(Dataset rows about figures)
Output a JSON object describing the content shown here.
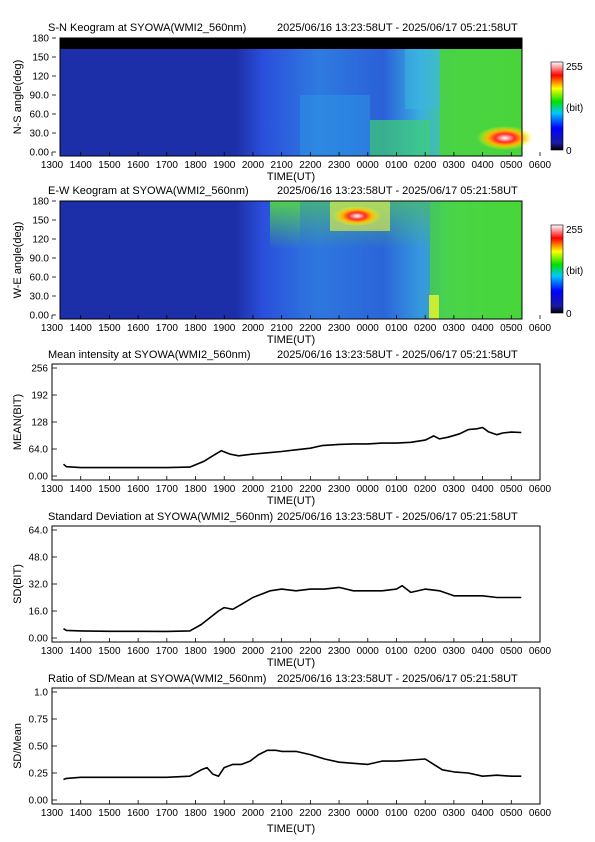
{
  "panels": {
    "sn": {
      "title": "S-N Keogram at SYOWA(WMI2_560nm)",
      "range": "2025/06/16 13:23:58UT - 2025/06/17 05:21:58UT",
      "ylabel": "N-S angle(deg)",
      "xlabel": "TIME(UT)"
    },
    "ew": {
      "title": "E-W Keogram at SYOWA(WMI2_560nm)",
      "range": "2025/06/16 13:23:58UT - 2025/06/17 05:21:58UT",
      "ylabel": "W-E angle(deg)",
      "xlabel": "TIME(UT)"
    },
    "mean": {
      "title": "Mean intensity at SYOWA(WMI2_560nm)",
      "range": "2025/06/16 13:23:58UT - 2025/06/17 05:21:58UT",
      "ylabel": "MEAN(BIT)",
      "xlabel": "TIME(UT)"
    },
    "sd": {
      "title": "Standard Deviation at SYOWA(WMI2_560nm)",
      "range": "2025/06/16 13:23:58UT - 2025/06/17 05:21:58UT",
      "ylabel": "SD(BIT)",
      "xlabel": "TIME(UT)"
    },
    "ratio": {
      "title": "Ratio of SD/Mean at SYOWA(WMI2_560nm)",
      "range": "2025/06/16 13:23:58UT - 2025/06/17 05:21:58UT",
      "ylabel": "SD/Mean",
      "xlabel": "TIME(UT)"
    }
  },
  "colorbar": {
    "max_label": "255",
    "min_label": "0",
    "unit_label": "(bit)"
  },
  "colors": {
    "line": "#000000",
    "frame": "#000000",
    "sky_blue": "#1d2fb8",
    "aurora_green": "#3ed83a"
  },
  "chart_data": [
    {
      "type": "heatmap",
      "title": "S-N Keogram at SYOWA(WMI2_560nm)",
      "xlabel": "TIME(UT)",
      "ylabel": "N-S angle(deg)",
      "x_ticks": [
        "1300",
        "1400",
        "1500",
        "1600",
        "1700",
        "1800",
        "1900",
        "2000",
        "2100",
        "2200",
        "2300",
        "0000",
        "0100",
        "0200",
        "0300",
        "0400",
        "0500",
        "0600"
      ],
      "y_ticks": [
        "0.00",
        "30.0",
        "60.0",
        "90.0",
        "120",
        "150",
        "180"
      ],
      "ylim": [
        0,
        180
      ],
      "colorscale": {
        "min": 0,
        "max": 255,
        "unit": "(bit)"
      }
    },
    {
      "type": "heatmap",
      "title": "E-W Keogram at SYOWA(WMI2_560nm)",
      "xlabel": "TIME(UT)",
      "ylabel": "W-E angle(deg)",
      "x_ticks": [
        "1300",
        "1400",
        "1500",
        "1600",
        "1700",
        "1800",
        "1900",
        "2000",
        "2100",
        "2200",
        "2300",
        "0000",
        "0100",
        "0200",
        "0300",
        "0400",
        "0500",
        "0600"
      ],
      "y_ticks": [
        "0.00",
        "30.0",
        "60.0",
        "90.0",
        "120",
        "150",
        "180"
      ],
      "ylim": [
        0,
        180
      ],
      "colorscale": {
        "min": 0,
        "max": 255,
        "unit": "(bit)"
      }
    },
    {
      "type": "line",
      "title": "Mean intensity at SYOWA(WMI2_560nm)",
      "xlabel": "TIME(UT)",
      "ylabel": "MEAN(BIT)",
      "x_ticks": [
        "1300",
        "1400",
        "1500",
        "1600",
        "1700",
        "1800",
        "1900",
        "2000",
        "2100",
        "2200",
        "2300",
        "0000",
        "0100",
        "0200",
        "0300",
        "0400",
        "0500",
        "0600"
      ],
      "y_ticks": [
        "0.00",
        "64.0",
        "128",
        "192",
        "256"
      ],
      "ylim": [
        0,
        256
      ],
      "series": [
        {
          "x": [
            13.4,
            13.5,
            14.0,
            15.0,
            16.0,
            17.0,
            17.8,
            18.3,
            18.6,
            18.9,
            19.2,
            19.5,
            20.0,
            20.5,
            21.0,
            21.5,
            22.0,
            22.4,
            23.0,
            23.5,
            24.0,
            24.5,
            25.0,
            25.5,
            26.0,
            26.3,
            26.5,
            26.8,
            27.2,
            27.5,
            27.8,
            28.0,
            28.2,
            28.5,
            28.7,
            29.0,
            29.35
          ],
          "y": [
            28,
            22,
            20,
            20,
            20,
            20,
            21,
            35,
            48,
            60,
            52,
            48,
            52,
            55,
            58,
            62,
            66,
            72,
            75,
            76,
            76,
            78,
            78,
            80,
            85,
            95,
            88,
            92,
            100,
            110,
            112,
            115,
            105,
            98,
            102,
            104,
            103
          ]
        }
      ]
    },
    {
      "type": "line",
      "title": "Standard Deviation at SYOWA(WMI2_560nm)",
      "xlabel": "TIME(UT)",
      "ylabel": "SD(BIT)",
      "x_ticks": [
        "1300",
        "1400",
        "1500",
        "1600",
        "1700",
        "1800",
        "1900",
        "2000",
        "2100",
        "2200",
        "2300",
        "0000",
        "0100",
        "0200",
        "0300",
        "0400",
        "0500",
        "0600"
      ],
      "y_ticks": [
        "0.00",
        "16.0",
        "32.0",
        "48.0",
        "64.0"
      ],
      "ylim": [
        0,
        64
      ],
      "series": [
        {
          "x": [
            13.4,
            13.5,
            14.0,
            15.0,
            16.0,
            17.0,
            17.8,
            18.2,
            18.5,
            18.8,
            19.0,
            19.3,
            19.6,
            20.0,
            20.3,
            20.6,
            21.0,
            21.5,
            22.0,
            22.5,
            23.0,
            23.5,
            24.0,
            24.5,
            25.0,
            25.2,
            25.5,
            26.0,
            26.5,
            27.0,
            27.5,
            28.0,
            28.5,
            29.0,
            29.35
          ],
          "y": [
            5.5,
            4.5,
            4.2,
            4.0,
            4.0,
            3.9,
            4.2,
            8,
            12,
            16,
            18,
            17,
            20,
            24,
            26,
            28,
            29,
            28,
            29,
            29,
            30,
            28,
            28,
            28,
            29,
            31,
            27,
            29,
            28,
            25,
            25,
            25,
            24,
            24,
            24
          ]
        }
      ]
    },
    {
      "type": "line",
      "title": "Ratio of SD/Mean at SYOWA(WMI2_560nm)",
      "xlabel": "TIME(UT)",
      "ylabel": "SD/Mean",
      "x_ticks": [
        "1300",
        "1400",
        "1500",
        "1600",
        "1700",
        "1800",
        "1900",
        "2000",
        "2100",
        "2200",
        "2300",
        "0000",
        "0100",
        "0200",
        "0300",
        "0400",
        "0500",
        "0600"
      ],
      "y_ticks": [
        "0.00",
        "0.25",
        "0.50",
        "0.75",
        "1.0"
      ],
      "ylim": [
        0,
        1.0
      ],
      "series": [
        {
          "x": [
            13.4,
            13.5,
            14.0,
            15.0,
            16.0,
            17.0,
            17.8,
            18.2,
            18.4,
            18.6,
            18.8,
            19.0,
            19.3,
            19.6,
            19.9,
            20.2,
            20.5,
            20.8,
            21.0,
            21.5,
            22.0,
            22.5,
            23.0,
            23.5,
            24.0,
            24.5,
            25.0,
            25.5,
            26.0,
            26.3,
            26.6,
            27.0,
            27.5,
            28.0,
            28.5,
            29.0,
            29.35
          ],
          "y": [
            0.19,
            0.2,
            0.21,
            0.21,
            0.21,
            0.21,
            0.22,
            0.28,
            0.3,
            0.24,
            0.22,
            0.3,
            0.33,
            0.33,
            0.36,
            0.42,
            0.46,
            0.46,
            0.45,
            0.45,
            0.42,
            0.38,
            0.35,
            0.34,
            0.33,
            0.36,
            0.36,
            0.37,
            0.38,
            0.33,
            0.28,
            0.26,
            0.25,
            0.22,
            0.23,
            0.22,
            0.22
          ]
        }
      ]
    }
  ]
}
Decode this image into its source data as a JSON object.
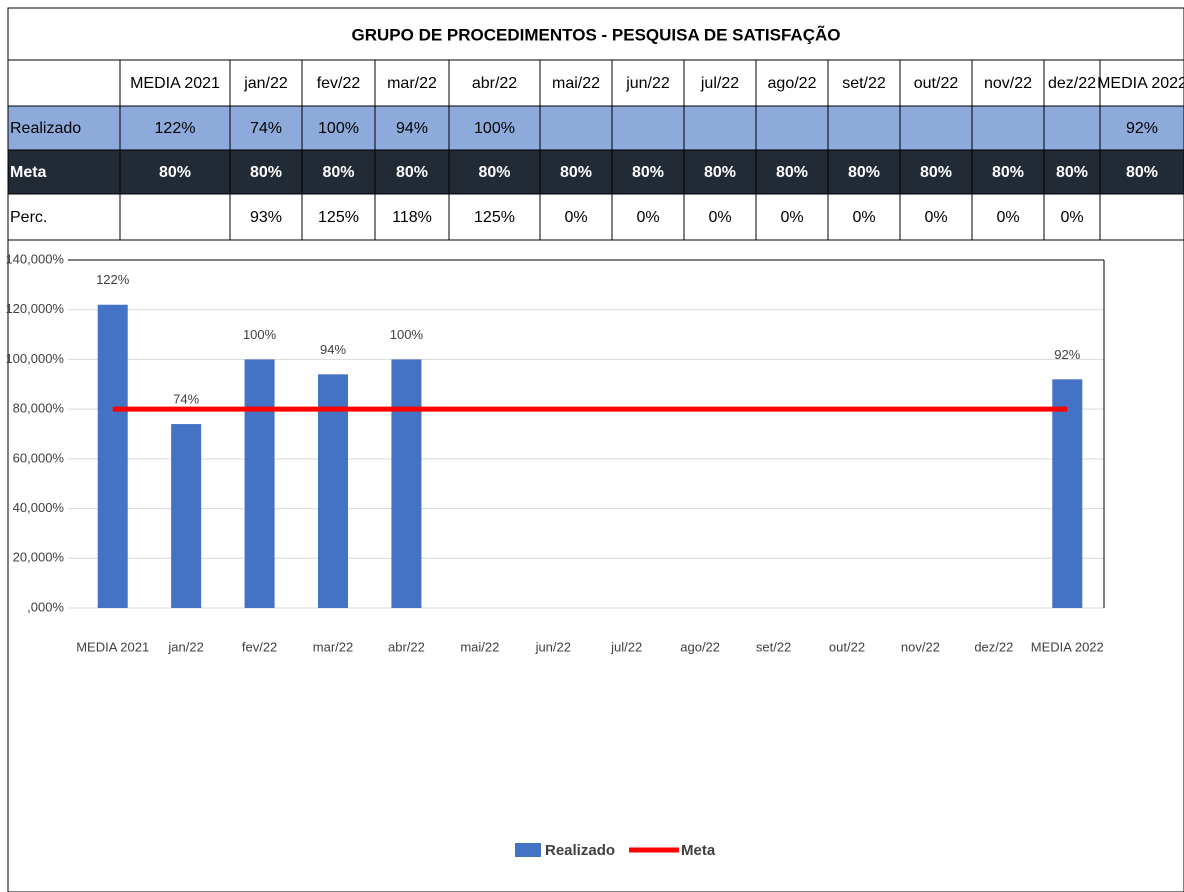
{
  "table": {
    "title": "GRUPO DE PROCEDIMENTOS -  PESQUISA DE SATISFAÇÃO",
    "header": [
      "MEDIA 2021",
      "jan/22",
      "fev/22",
      "mar/22",
      "abr/22",
      "mai/22",
      "jun/22",
      "jul/22",
      "ago/22",
      "set/22",
      "out/22",
      "nov/22",
      "dez/22",
      "MEDIA 2022"
    ],
    "rows": [
      {
        "label": "Realizado",
        "cells": [
          "122%",
          "74%",
          "100%",
          "94%",
          "100%",
          null,
          null,
          null,
          null,
          null,
          null,
          null,
          null,
          "92%"
        ]
      },
      {
        "label": "Meta",
        "cells": [
          "80%",
          "80%",
          "80%",
          "80%",
          "80%",
          "80%",
          "80%",
          "80%",
          "80%",
          "80%",
          "80%",
          "80%",
          "80%",
          "80%"
        ]
      },
      {
        "label": "Perc.",
        "cells": [
          null,
          "93%",
          "125%",
          "118%",
          "125%",
          "0%",
          "0%",
          "0%",
          "0%",
          "0%",
          "0%",
          "0%",
          "0%",
          null
        ]
      }
    ]
  },
  "chart_data": {
    "type": "bar",
    "categories": [
      "MEDIA 2021",
      "jan/22",
      "fev/22",
      "mar/22",
      "abr/22",
      "mai/22",
      "jun/22",
      "jul/22",
      "ago/22",
      "set/22",
      "out/22",
      "nov/22",
      "dez/22",
      "MEDIA 2022"
    ],
    "series": [
      {
        "name": "Realizado",
        "type": "bar",
        "color": "#4472c4",
        "values": [
          122,
          74,
          100,
          94,
          100,
          null,
          null,
          null,
          null,
          null,
          null,
          null,
          null,
          92
        ],
        "value_labels": [
          "122%",
          "74%",
          "100%",
          "94%",
          "100%",
          null,
          null,
          null,
          null,
          null,
          null,
          null,
          null,
          "92%"
        ]
      },
      {
        "name": "Meta",
        "type": "line",
        "color": "#ff0000",
        "values": [
          80,
          80,
          80,
          80,
          80,
          80,
          80,
          80,
          80,
          80,
          80,
          80,
          80,
          80
        ]
      }
    ],
    "ylim": [
      0,
      140
    ],
    "yticks": [
      {
        "value": 0,
        "label": ",000%"
      },
      {
        "value": 20,
        "label": "20,000%"
      },
      {
        "value": 40,
        "label": "40,000%"
      },
      {
        "value": 60,
        "label": "60,000%"
      },
      {
        "value": 80,
        "label": "80,000%"
      },
      {
        "value": 100,
        "label": "100,000%"
      },
      {
        "value": 120,
        "label": "120,000%"
      },
      {
        "value": 140,
        "label": "140,000%"
      }
    ],
    "grid": true,
    "legend": "bottom"
  }
}
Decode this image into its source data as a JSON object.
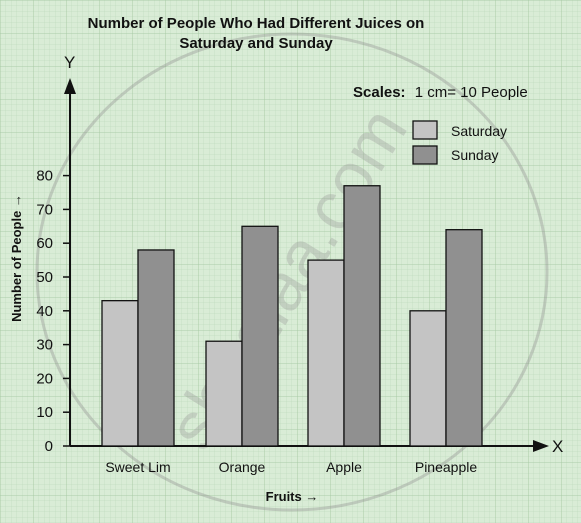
{
  "chart_data": {
    "type": "bar",
    "title_lines": [
      "Number of People Who Had Different Juices on",
      "Saturday and Sunday"
    ],
    "scales_label": "Scales:",
    "scales_value": "1 cm= 10 People",
    "xlabel": "Fruits  →",
    "ylabel": "Number of People  →",
    "x_axis_letter": "X",
    "y_axis_letter": "Y",
    "categories": [
      "Sweet Lim",
      "Orange",
      "Apple",
      "Pineapple"
    ],
    "y_ticks": [
      "0",
      "10",
      "20",
      "30",
      "40",
      "50",
      "60",
      "70",
      "80"
    ],
    "ylim": [
      0,
      80
    ],
    "grid": true,
    "legend_position": "top-right",
    "series": [
      {
        "name": "Saturday",
        "values": [
          43,
          31,
          55,
          40
        ],
        "color": "#c4c4c4"
      },
      {
        "name": "Sunday",
        "values": [
          58,
          65,
          77,
          64
        ],
        "color": "#909090"
      }
    ],
    "watermark": "shaalaa.com"
  }
}
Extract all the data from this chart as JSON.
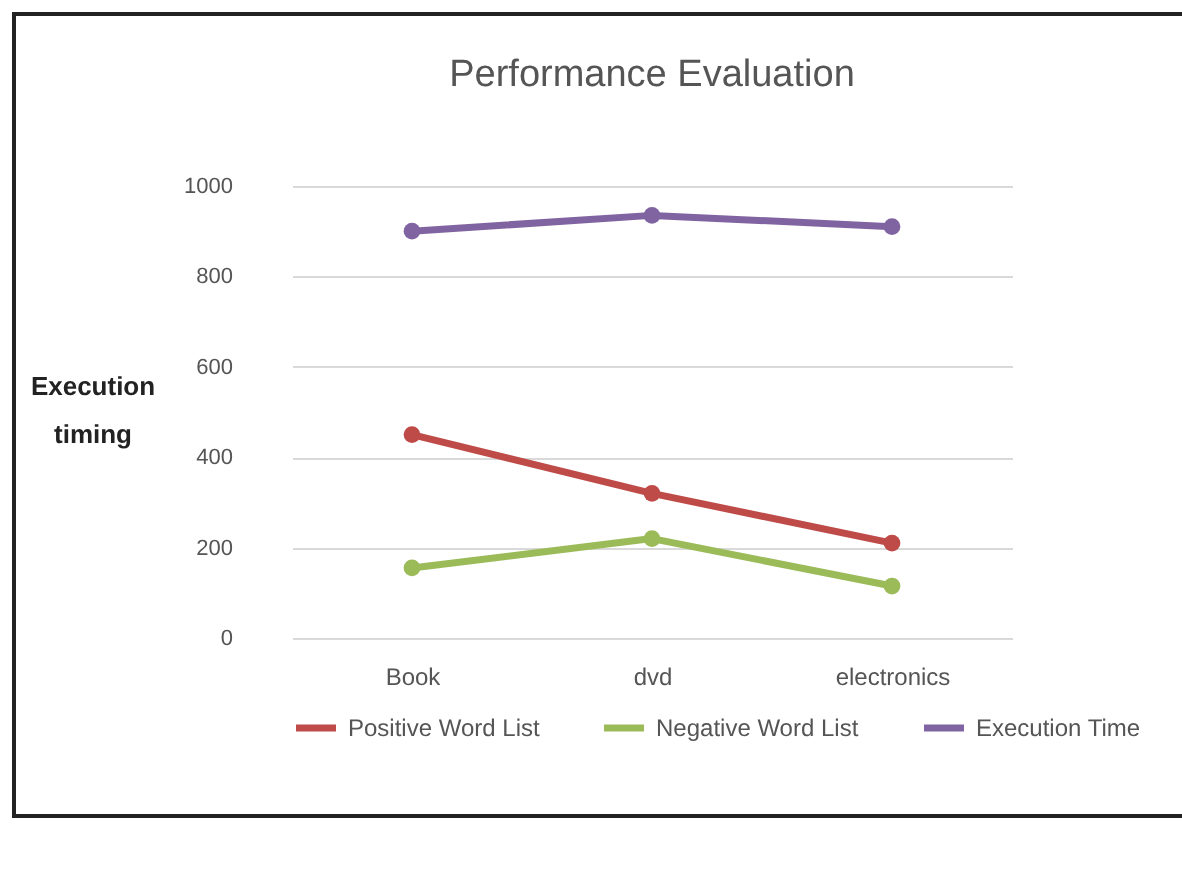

Your goal:
Tally how many lines of the records hold the word "JSON". Answer with the number only.

Finished exercise:
4